(Records that describe figures)
···

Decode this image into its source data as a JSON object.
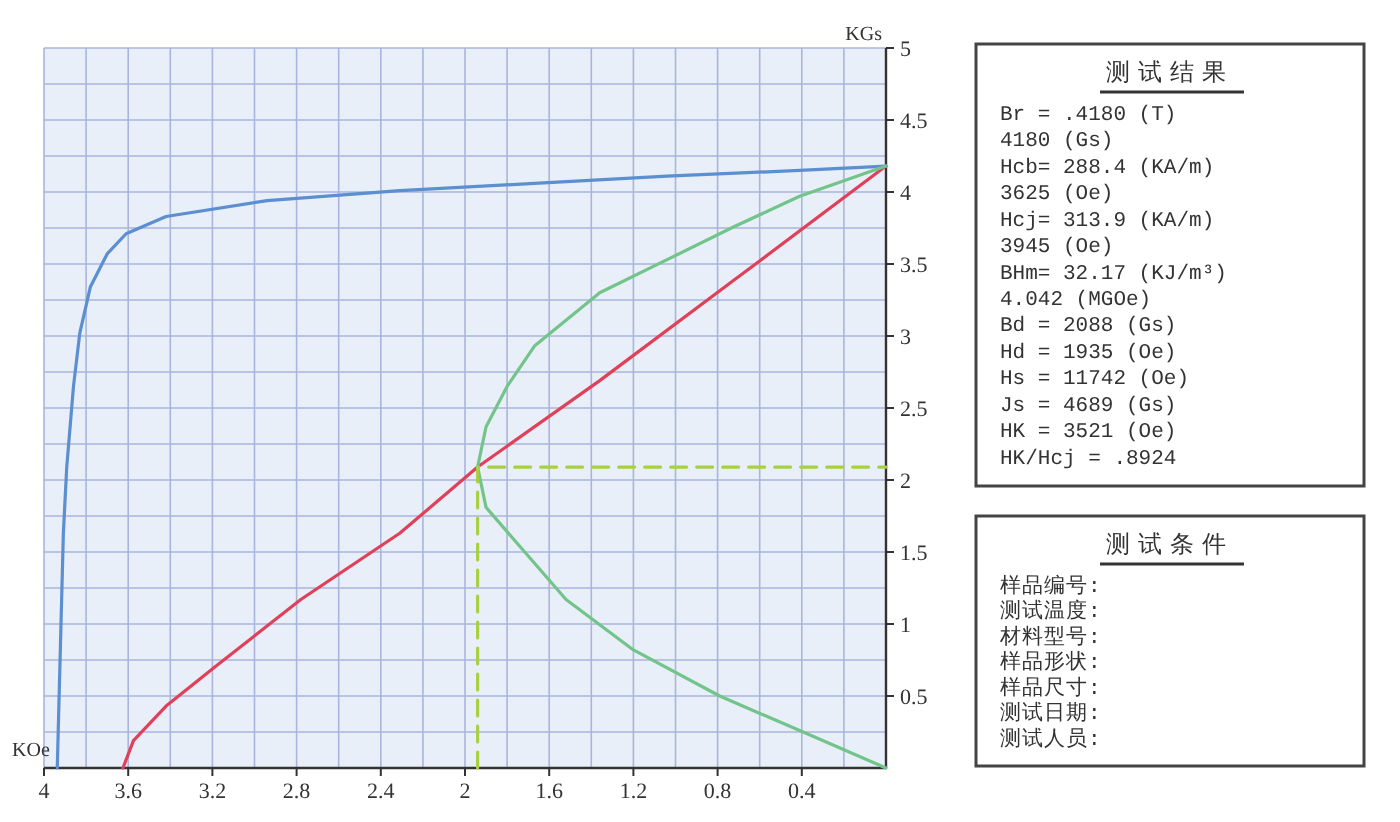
{
  "chart_data": [
    {
      "type": "line",
      "xlabel": "KOe",
      "ylabel": "KGs",
      "xlim": [
        4,
        0
      ],
      "ylim": [
        0,
        5
      ],
      "grid": true,
      "xticks": [
        4,
        {
          "value": 3.8,
          "label": null
        },
        3.6,
        {
          "value": 3.4,
          "label": null
        },
        3.2,
        {
          "value": 3.0,
          "label": null
        },
        2.8,
        {
          "value": 2.6,
          "label": null
        },
        2.4,
        {
          "value": 2.2,
          "label": null
        },
        2,
        {
          "value": 1.8,
          "label": null
        },
        1.6,
        {
          "value": 1.4,
          "label": null
        },
        1.2,
        {
          "value": 1.0,
          "label": null
        },
        0.8,
        {
          "value": 0.6,
          "label": null
        },
        0.4,
        {
          "value": 0.2,
          "label": null
        },
        {
          "value": 0,
          "label": null
        }
      ],
      "yticks": [
        {
          "value": 0,
          "label": null
        },
        {
          "value": 0.25,
          "label": null
        },
        0.5,
        {
          "value": 0.75,
          "label": null
        },
        1,
        {
          "value": 1.25,
          "label": null
        },
        1.5,
        {
          "value": 1.75,
          "label": null
        },
        2,
        {
          "value": 2.25,
          "label": null
        },
        2.5,
        {
          "value": 2.75,
          "label": null
        },
        3,
        {
          "value": 3.25,
          "label": null
        },
        3.5,
        {
          "value": 3.75,
          "label": null
        },
        4,
        {
          "value": 4.25,
          "label": null
        },
        4.5,
        {
          "value": 4.75,
          "label": null
        },
        5
      ],
      "series": [
        {
          "color": "#5b8fd0",
          "x": [
            3.937,
            3.908,
            3.892,
            3.86,
            3.83,
            3.78,
            3.7,
            3.61,
            3.42,
            2.94,
            2.31,
            1.67,
            1.04,
            0.41,
            0
          ],
          "values": [
            0,
            1.63,
            2.09,
            2.65,
            3.02,
            3.34,
            3.57,
            3.71,
            3.83,
            3.94,
            4.01,
            4.06,
            4.11,
            4.15,
            4.18
          ]
        },
        {
          "color": "#e0405a",
          "x": [
            3.625,
            3.575,
            3.42,
            3.19,
            2.78,
            2.31,
            1.94,
            1.36,
            0.72,
            0
          ],
          "values": [
            0,
            0.19,
            0.43,
            0.7,
            1.17,
            1.63,
            2.09,
            2.69,
            3.39,
            4.18
          ]
        },
        {
          "color": "#72c48a",
          "x": [
            0,
            0.41,
            0.79,
            1.2,
            1.52,
            1.74,
            1.9,
            1.94,
            1.9,
            1.8,
            1.67,
            1.36,
            1.04,
            0.72,
            0.41,
            0
          ],
          "values": [
            0,
            0.26,
            0.5,
            0.82,
            1.17,
            1.54,
            1.81,
            2.09,
            2.37,
            2.65,
            2.93,
            3.3,
            3.53,
            3.76,
            3.97,
            4.18
          ]
        },
        {
          "color": "#a8d040",
          "line_style": "dashed",
          "x": [
            1.94,
            1.94,
            0
          ],
          "values": [
            0,
            2.09,
            2.09
          ]
        }
      ]
    },
    {
      "type": "other",
      "title": "测试结果",
      "annotations": [
        "Br = .4180 (T)",
        "4180 (Gs)",
        "Hcb= 288.4 (KA/m)",
        "3625 (Oe)",
        "Hcj= 313.9 (KA/m)",
        "3945 (Oe)",
        "BHm= 32.17 (KJ/m³)",
        "4.042 (MGOe)",
        "Bd = 2088 (Gs)",
        "Hd = 1935 (Oe)",
        "Hs = 11742 (Oe)",
        "Js = 4689 (Gs)",
        "HK = 3521 (Oe)",
        "HK/Hcj = .8924"
      ]
    },
    {
      "type": "other",
      "title": "测试条件",
      "annotations": [
        "样品编号:",
        "测试温度:",
        "材料型号:",
        "样品形状:",
        "样品尺寸:",
        "测试日期:",
        "测试人员:"
      ]
    }
  ]
}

···

▶ **Written instruction**: Pictures in the records above are not copied; print everything else exactly.

▶ **Answer below**:
Decode this image into its source data as a JSON object.
{
  "chart_data": [
    {
      "type": "line",
      "xlabel": "KOe",
      "ylabel": "KGs",
      "xlim": [
        4,
        0
      ],
      "ylim": [
        0,
        5
      ],
      "grid": true,
      "xticks": [
        4,
        {
          "value": 3.8,
          "label": null
        },
        3.6,
        {
          "value": 3.4,
          "label": null
        },
        3.2,
        {
          "value": 3.0,
          "label": null
        },
        2.8,
        {
          "value": 2.6,
          "label": null
        },
        2.4,
        {
          "value": 2.2,
          "label": null
        },
        2,
        {
          "value": 1.8,
          "label": null
        },
        1.6,
        {
          "value": 1.4,
          "label": null
        },
        1.2,
        {
          "value": 1.0,
          "label": null
        },
        0.8,
        {
          "value": 0.6,
          "label": null
        },
        0.4,
        {
          "value": 0.2,
          "label": null
        },
        {
          "value": 0,
          "label": null
        }
      ],
      "yticks": [
        {
          "value": 0,
          "label": null
        },
        {
          "value": 0.25,
          "label": null
        },
        0.5,
        {
          "value": 0.75,
          "label": null
        },
        1,
        {
          "value": 1.25,
          "label": null
        },
        1.5,
        {
          "value": 1.75,
          "label": null
        },
        2,
        {
          "value": 2.25,
          "label": null
        },
        2.5,
        {
          "value": 2.75,
          "label": null
        },
        3,
        {
          "value": 3.25,
          "label": null
        },
        3.5,
        {
          "value": 3.75,
          "label": null
        },
        4,
        {
          "value": 4.25,
          "label": null
        },
        4.5,
        {
          "value": 4.75,
          "label": null
        },
        5
      ],
      "series": [
        {
          "color": "#5b8fd0",
          "x": [
            3.937,
            3.908,
            3.892,
            3.86,
            3.83,
            3.78,
            3.7,
            3.61,
            3.42,
            2.94,
            2.31,
            1.67,
            1.04,
            0.41,
            0
          ],
          "values": [
            0,
            1.63,
            2.09,
            2.65,
            3.02,
            3.34,
            3.57,
            3.71,
            3.83,
            3.94,
            4.01,
            4.06,
            4.11,
            4.15,
            4.18
          ]
        },
        {
          "color": "#e0405a",
          "x": [
            3.625,
            3.575,
            3.42,
            3.19,
            2.78,
            2.31,
            1.94,
            1.36,
            0.72,
            0
          ],
          "values": [
            0,
            0.19,
            0.43,
            0.7,
            1.17,
            1.63,
            2.09,
            2.69,
            3.39,
            4.18
          ]
        },
        {
          "color": "#72c48a",
          "x": [
            0,
            0.41,
            0.79,
            1.2,
            1.52,
            1.74,
            1.9,
            1.94,
            1.9,
            1.8,
            1.67,
            1.36,
            1.04,
            0.72,
            0.41,
            0
          ],
          "values": [
            0,
            0.26,
            0.5,
            0.82,
            1.17,
            1.54,
            1.81,
            2.09,
            2.37,
            2.65,
            2.93,
            3.3,
            3.53,
            3.76,
            3.97,
            4.18
          ]
        },
        {
          "color": "#a8d040",
          "line_style": "dashed",
          "x": [
            1.94,
            1.94,
            0
          ],
          "values": [
            0,
            2.09,
            2.09
          ]
        }
      ]
    },
    {
      "type": "other",
      "title": "测试结果",
      "annotations": [
        "Br = .4180 (T)",
        "4180 (Gs)",
        "Hcb= 288.4 (KA/m)",
        "3625 (Oe)",
        "Hcj= 313.9 (KA/m)",
        "3945 (Oe)",
        "BHm= 32.17 (KJ/m³)",
        "4.042 (MGOe)",
        "Bd = 2088 (Gs)",
        "Hd = 1935 (Oe)",
        "Hs = 11742 (Oe)",
        "Js = 4689 (Gs)",
        "HK = 3521 (Oe)",
        "HK/Hcj = .8924"
      ]
    },
    {
      "type": "other",
      "title": "测试条件",
      "annotations": [
        "样品编号:",
        "测试温度:",
        "材料型号:",
        "样品形状:",
        "样品尺寸:",
        "测试日期:",
        "测试人员:"
      ]
    }
  ]
}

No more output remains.